Saved entries:
··········
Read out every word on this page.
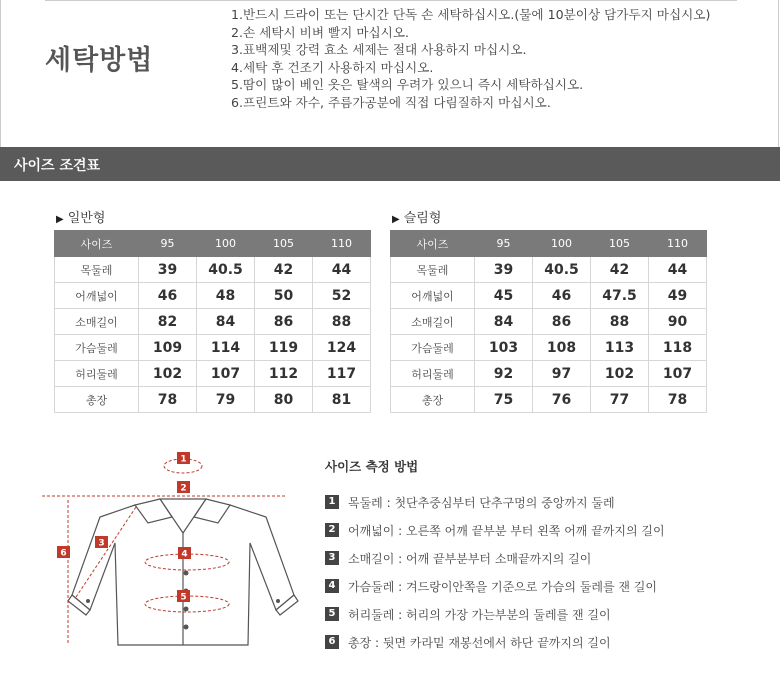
세탁방법
1.반드시 드라이 또는 단시간 단독 손 세탁하십시오.(물에 10분이상 담가두지 마십시오)
2.손 세탁시 비벼 빨지 마십시오.
3.표백제및 강력 효소 세제는 절대 사용하지 마십시오.
4.세탁 후 건조기 사용하지 마십시오.
5.땀이 많이 베인 옷은 탈색의 우려가 있으니 즉시 세탁하십시오.
6.프린트와 자수, 주름가공분에 직접 다림질하지 마십시오.
사이즈 조견표
▶ 일반형
사이즈	95	100	105	110
목둘레	39	40.5	42	44
어깨넓이	46	48	50	52
소매길이	82	84	86	88
가슴둘레	109	114	119	124
허리둘레	102	107	112	117
총장	78	79	80	81
▶ 슬림형
사이즈	95	100	105	110
목둘레	39	40.5	42	44
어깨넓이	45	46	47.5	49
소매길이	84	86	88	90
가슴둘레	103	108	113	118
허리둘레	92	97	102	107
총장	75	76	77	78
1
2
3
4
5
6
사이즈 측정 방법
1 목둘레 : 첫단추중심부터 단추구멍의 중앙까지 둘레
2 어깨넓이 : 오른쪽 어깨 끝부분 부터 왼쪽 어깨 끝까지의 길이
3 소매길이 : 어깨 끝부분부터 소매끝까지의 길이
4 가슴둘레 : 겨드랑이안쪽을 기준으로 가슴의 둘레를 잰 길이
5 허리둘레 : 허리의 가장 가는부분의 둘레를 잰 길이
6 총장 : 뒷면 카라밑 재봉선에서 하단 끝까지의 길이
··········
▸ Aim of the task:
Read the data above. Pull out each line in which the string "어깨넓이" appears.

▸ Solution:
어깨넓이	46	48	50	52
어깨넓이	45	46	47.5	49
2 어깨넓이 : 오른쪽 어깨 끝부분 부터 왼쪽 어깨 끝까지의 길이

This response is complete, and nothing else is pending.